WHAT YOU WILL DO:
Pictures stay out; everything else in the records below is copied exactly.

Stored entries:
begin

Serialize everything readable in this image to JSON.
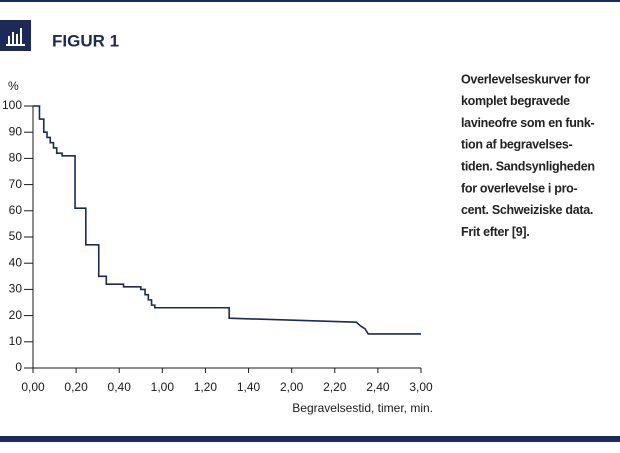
{
  "header": {
    "title": "FIGUR 1"
  },
  "caption_lines": [
    "Overlevelseskurver for",
    "komplet begravede",
    "lavineofre som en funk-",
    "tion af begravelses-",
    "tiden. Sandsynligheden",
    "for overlevelse i pro-",
    "cent. Schweiziske data.",
    "Frit efter [9]."
  ],
  "chart_data": {
    "type": "line",
    "color": "#1c2a5a",
    "y_label": "%",
    "x_label": "Begravelsestid, timer, min.",
    "x": [
      0,
      3,
      3,
      5,
      5,
      6.5,
      6.5,
      8,
      8,
      9.5,
      9.5,
      11,
      11,
      13.5,
      13.5,
      19.5,
      19.5,
      24.5,
      24.5,
      30.5,
      30.5,
      34,
      34,
      42,
      42,
      50,
      50,
      52,
      52,
      53.5,
      53.5,
      55,
      55,
      56.5,
      56.5,
      91,
      91,
      150,
      152,
      154,
      155.5,
      180
    ],
    "values": [
      100,
      100,
      95,
      95,
      90,
      90,
      88,
      88,
      86,
      86,
      84,
      84,
      82,
      82,
      81,
      81,
      61,
      61,
      47,
      47,
      35,
      35,
      32,
      32,
      31,
      31,
      30,
      30,
      28,
      28,
      26,
      26,
      24,
      24,
      23,
      23,
      19,
      17.5,
      16,
      15,
      13,
      13
    ],
    "xlim": [
      0,
      180
    ],
    "xticks": [
      {
        "value": 0,
        "label": "0,00"
      },
      {
        "value": 20,
        "label": "0,20"
      },
      {
        "value": 40,
        "label": "0,40"
      },
      {
        "value": 60,
        "label": "1,00"
      },
      {
        "value": 80,
        "label": "1,20"
      },
      {
        "value": 100,
        "label": "1,40"
      },
      {
        "value": 120,
        "label": "2,00"
      },
      {
        "value": 140,
        "label": "2,20"
      },
      {
        "value": 160,
        "label": "2,40"
      },
      {
        "value": 180,
        "label": "3,00"
      }
    ],
    "ylim": [
      0,
      100
    ],
    "yticks": [
      0,
      10,
      20,
      30,
      40,
      50,
      60,
      70,
      80,
      90,
      100
    ]
  }
}
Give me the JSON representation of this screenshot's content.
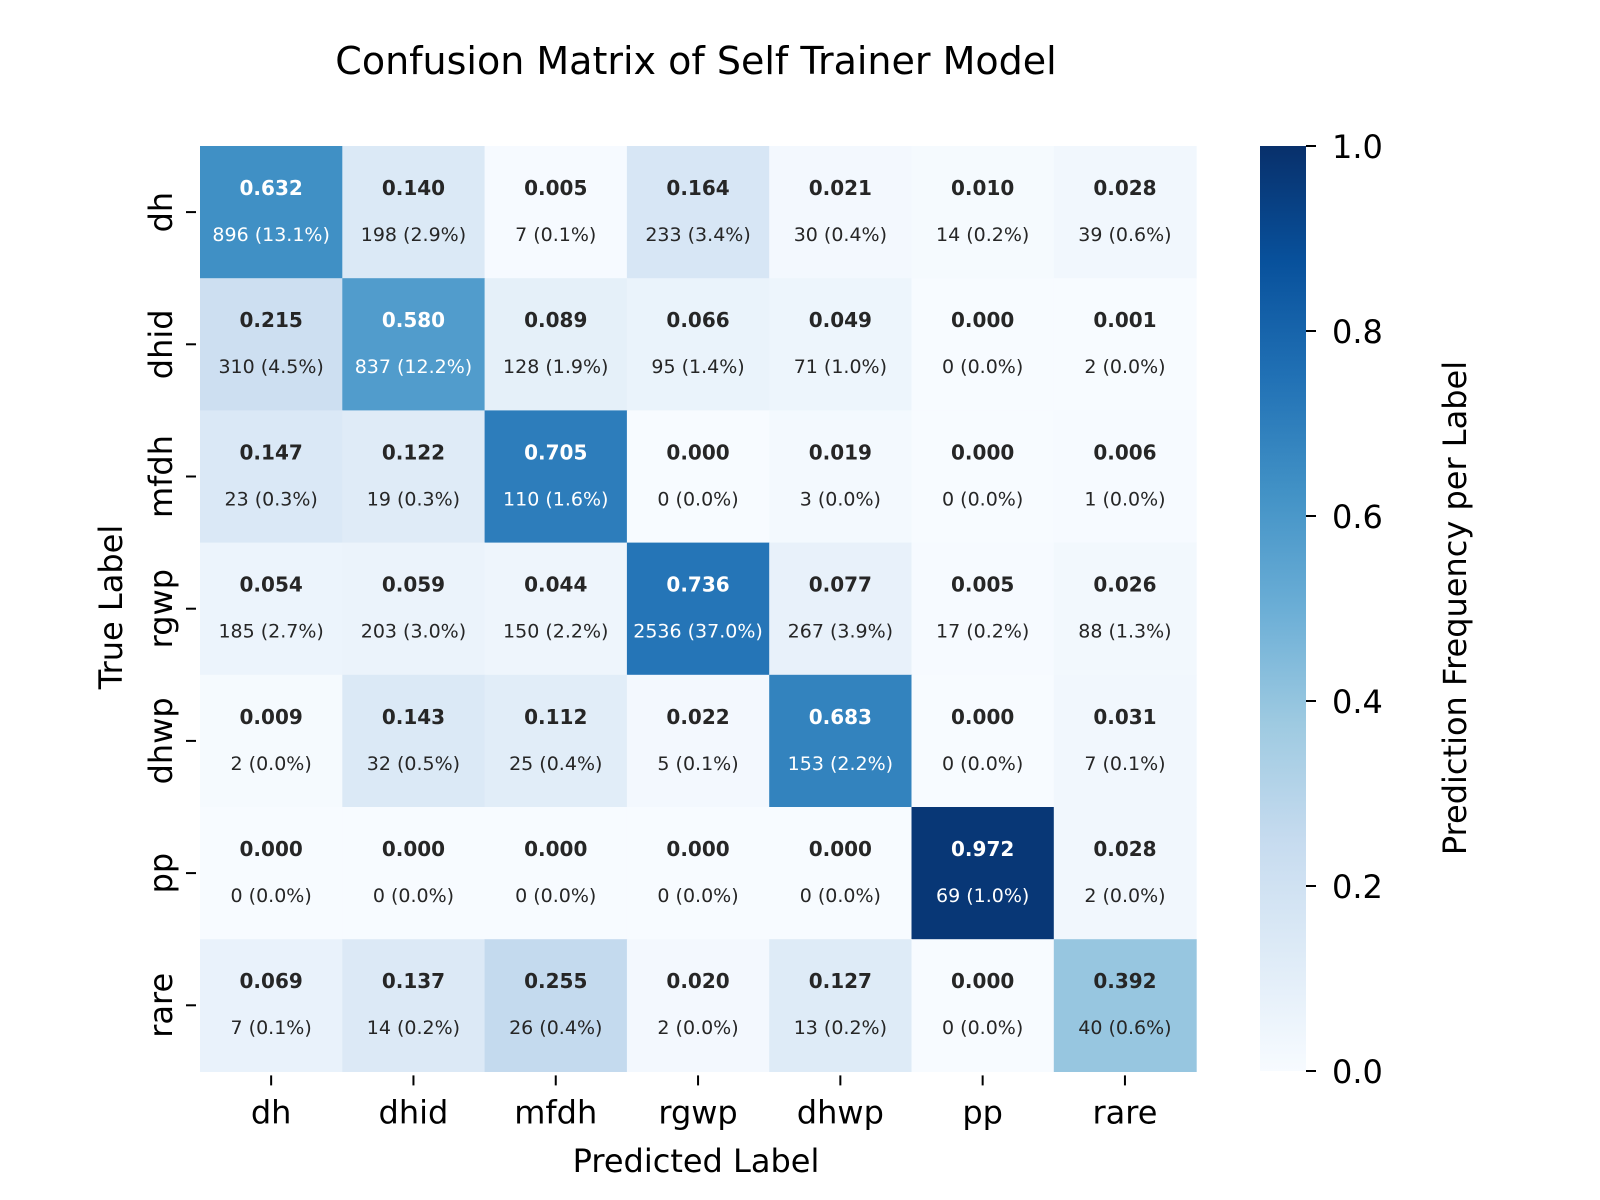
{
  "chart_data": {
    "type": "heatmap",
    "title": "Confusion Matrix of Self Trainer Model",
    "xlabel": "Predicted Label",
    "ylabel": "True Label",
    "x_categories": [
      "dh",
      "dhid",
      "mfdh",
      "rgwp",
      "dhwp",
      "pp",
      "rare"
    ],
    "y_categories": [
      "dh",
      "dhid",
      "mfdh",
      "rgwp",
      "dhwp",
      "pp",
      "rare"
    ],
    "values": [
      [
        0.632,
        0.14,
        0.005,
        0.164,
        0.021,
        0.01,
        0.028
      ],
      [
        0.215,
        0.58,
        0.089,
        0.066,
        0.049,
        0.0,
        0.001
      ],
      [
        0.147,
        0.122,
        0.705,
        0.0,
        0.019,
        0.0,
        0.006
      ],
      [
        0.054,
        0.059,
        0.044,
        0.736,
        0.077,
        0.005,
        0.026
      ],
      [
        0.009,
        0.143,
        0.112,
        0.022,
        0.683,
        0.0,
        0.031
      ],
      [
        0.0,
        0.0,
        0.0,
        0.0,
        0.0,
        0.972,
        0.028
      ],
      [
        0.069,
        0.137,
        0.255,
        0.02,
        0.127,
        0.0,
        0.392
      ]
    ],
    "value_labels": [
      [
        "0.632",
        "0.140",
        "0.005",
        "0.164",
        "0.021",
        "0.010",
        "0.028"
      ],
      [
        "0.215",
        "0.580",
        "0.089",
        "0.066",
        "0.049",
        "0.000",
        "0.001"
      ],
      [
        "0.147",
        "0.122",
        "0.705",
        "0.000",
        "0.019",
        "0.000",
        "0.006"
      ],
      [
        "0.054",
        "0.059",
        "0.044",
        "0.736",
        "0.077",
        "0.005",
        "0.026"
      ],
      [
        "0.009",
        "0.143",
        "0.112",
        "0.022",
        "0.683",
        "0.000",
        "0.031"
      ],
      [
        "0.000",
        "0.000",
        "0.000",
        "0.000",
        "0.000",
        "0.972",
        "0.028"
      ],
      [
        "0.069",
        "0.137",
        "0.255",
        "0.020",
        "0.127",
        "0.000",
        "0.392"
      ]
    ],
    "count_labels": [
      [
        "896 (13.1%)",
        "198 (2.9%)",
        "7 (0.1%)",
        "233 (3.4%)",
        "30 (0.4%)",
        "14 (0.2%)",
        "39 (0.6%)"
      ],
      [
        "310 (4.5%)",
        "837 (12.2%)",
        "128 (1.9%)",
        "95 (1.4%)",
        "71 (1.0%)",
        "0 (0.0%)",
        "2 (0.0%)"
      ],
      [
        "23 (0.3%)",
        "19 (0.3%)",
        "110 (1.6%)",
        "0 (0.0%)",
        "3 (0.0%)",
        "0 (0.0%)",
        "1 (0.0%)"
      ],
      [
        "185 (2.7%)",
        "203 (3.0%)",
        "150 (2.2%)",
        "2536 (37.0%)",
        "267 (3.9%)",
        "17 (0.2%)",
        "88 (1.3%)"
      ],
      [
        "2 (0.0%)",
        "32 (0.5%)",
        "25 (0.4%)",
        "5 (0.1%)",
        "153 (2.2%)",
        "0 (0.0%)",
        "7 (0.1%)"
      ],
      [
        "0 (0.0%)",
        "0 (0.0%)",
        "0 (0.0%)",
        "0 (0.0%)",
        "0 (0.0%)",
        "69 (1.0%)",
        "2 (0.0%)"
      ],
      [
        "7 (0.1%)",
        "14 (0.2%)",
        "26 (0.4%)",
        "2 (0.0%)",
        "13 (0.2%)",
        "0 (0.0%)",
        "40 (0.6%)"
      ]
    ],
    "colorbar": {
      "label": "Prediction Frequency per Label",
      "range": [
        0.0,
        1.0
      ],
      "ticks": [
        "0.0",
        "0.2",
        "0.4",
        "0.6",
        "0.8",
        "1.0"
      ],
      "colormap": "Blues"
    }
  }
}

end

PROBLEM SOLUTION:
Serialize everything readable in this image to JSON.
{
  "header": {
    "title": "FIGUR 1"
  },
  "caption_lines": [
    "Overlevelseskurver for",
    "komplet begravede",
    "lavineofre som en funk-",
    "tion af begravelses-",
    "tiden. Sandsynligheden",
    "for overlevelse i pro-",
    "cent. Schweiziske data.",
    "Frit efter [9]."
  ],
  "chart_data": {
    "type": "line",
    "color": "#1c2a5a",
    "y_label": "%",
    "x_label": "Begravelsestid, timer, min.",
    "x": [
      0,
      3,
      3,
      5,
      5,
      6.5,
      6.5,
      8,
      8,
      9.5,
      9.5,
      11,
      11,
      13.5,
      13.5,
      19.5,
      19.5,
      24.5,
      24.5,
      30.5,
      30.5,
      34,
      34,
      42,
      42,
      50,
      50,
      52,
      52,
      53.5,
      53.5,
      55,
      55,
      56.5,
      56.5,
      91,
      91,
      150,
      152,
      154,
      155.5,
      180
    ],
    "values": [
      100,
      100,
      95,
      95,
      90,
      90,
      88,
      88,
      86,
      86,
      84,
      84,
      82,
      82,
      81,
      81,
      61,
      61,
      47,
      47,
      35,
      35,
      32,
      32,
      31,
      31,
      30,
      30,
      28,
      28,
      26,
      26,
      24,
      24,
      23,
      23,
      19,
      17.5,
      16,
      15,
      13,
      13
    ],
    "xlim": [
      0,
      180
    ],
    "xticks": [
      {
        "value": 0,
        "label": "0,00"
      },
      {
        "value": 20,
        "label": "0,20"
      },
      {
        "value": 40,
        "label": "0,40"
      },
      {
        "value": 60,
        "label": "1,00"
      },
      {
        "value": 80,
        "label": "1,20"
      },
      {
        "value": 100,
        "label": "1,40"
      },
      {
        "value": 120,
        "label": "2,00"
      },
      {
        "value": 140,
        "label": "2,20"
      },
      {
        "value": 160,
        "label": "2,40"
      },
      {
        "value": 180,
        "label": "3,00"
      }
    ],
    "ylim": [
      0,
      100
    ],
    "yticks": [
      0,
      10,
      20,
      30,
      40,
      50,
      60,
      70,
      80,
      90,
      100
    ]
  }
}
Give me the JSON representation of this screenshot's content.
{
  "chart_data": {
    "type": "heatmap",
    "title": "Confusion Matrix of Self Trainer Model",
    "xlabel": "Predicted Label",
    "ylabel": "True Label",
    "x_categories": [
      "dh",
      "dhid",
      "mfdh",
      "rgwp",
      "dhwp",
      "pp",
      "rare"
    ],
    "y_categories": [
      "dh",
      "dhid",
      "mfdh",
      "rgwp",
      "dhwp",
      "pp",
      "rare"
    ],
    "values": [
      [
        0.632,
        0.14,
        0.005,
        0.164,
        0.021,
        0.01,
        0.028
      ],
      [
        0.215,
        0.58,
        0.089,
        0.066,
        0.049,
        0.0,
        0.001
      ],
      [
        0.147,
        0.122,
        0.705,
        0.0,
        0.019,
        0.0,
        0.006
      ],
      [
        0.054,
        0.059,
        0.044,
        0.736,
        0.077,
        0.005,
        0.026
      ],
      [
        0.009,
        0.143,
        0.112,
        0.022,
        0.683,
        0.0,
        0.031
      ],
      [
        0.0,
        0.0,
        0.0,
        0.0,
        0.0,
        0.972,
        0.028
      ],
      [
        0.069,
        0.137,
        0.255,
        0.02,
        0.127,
        0.0,
        0.392
      ]
    ],
    "value_labels": [
      [
        "0.632",
        "0.140",
        "0.005",
        "0.164",
        "0.021",
        "0.010",
        "0.028"
      ],
      [
        "0.215",
        "0.580",
        "0.089",
        "0.066",
        "0.049",
        "0.000",
        "0.001"
      ],
      [
        "0.147",
        "0.122",
        "0.705",
        "0.000",
        "0.019",
        "0.000",
        "0.006"
      ],
      [
        "0.054",
        "0.059",
        "0.044",
        "0.736",
        "0.077",
        "0.005",
        "0.026"
      ],
      [
        "0.009",
        "0.143",
        "0.112",
        "0.022",
        "0.683",
        "0.000",
        "0.031"
      ],
      [
        "0.000",
        "0.000",
        "0.000",
        "0.000",
        "0.000",
        "0.972",
        "0.028"
      ],
      [
        "0.069",
        "0.137",
        "0.255",
        "0.020",
        "0.127",
        "0.000",
        "0.392"
      ]
    ],
    "count_labels": [
      [
        "896 (13.1%)",
        "198 (2.9%)",
        "7 (0.1%)",
        "233 (3.4%)",
        "30 (0.4%)",
        "14 (0.2%)",
        "39 (0.6%)"
      ],
      [
        "310 (4.5%)",
        "837 (12.2%)",
        "128 (1.9%)",
        "95 (1.4%)",
        "71 (1.0%)",
        "0 (0.0%)",
        "2 (0.0%)"
      ],
      [
        "23 (0.3%)",
        "19 (0.3%)",
        "110 (1.6%)",
        "0 (0.0%)",
        "3 (0.0%)",
        "0 (0.0%)",
        "1 (0.0%)"
      ],
      [
        "185 (2.7%)",
        "203 (3.0%)",
        "150 (2.2%)",
        "2536 (37.0%)",
        "267 (3.9%)",
        "17 (0.2%)",
        "88 (1.3%)"
      ],
      [
        "2 (0.0%)",
        "32 (0.5%)",
        "25 (0.4%)",
        "5 (0.1%)",
        "153 (2.2%)",
        "0 (0.0%)",
        "7 (0.1%)"
      ],
      [
        "0 (0.0%)",
        "0 (0.0%)",
        "0 (0.0%)",
        "0 (0.0%)",
        "0 (0.0%)",
        "69 (1.0%)",
        "2 (0.0%)"
      ],
      [
        "7 (0.1%)",
        "14 (0.2%)",
        "26 (0.4%)",
        "2 (0.0%)",
        "13 (0.2%)",
        "0 (0.0%)",
        "40 (0.6%)"
      ]
    ],
    "colorbar": {
      "label": "Prediction Frequency per Label",
      "range": [
        0.0,
        1.0
      ],
      "ticks": [
        "0.0",
        "0.2",
        "0.4",
        "0.6",
        "0.8",
        "1.0"
      ],
      "colormap": "Blues"
    }
  }
}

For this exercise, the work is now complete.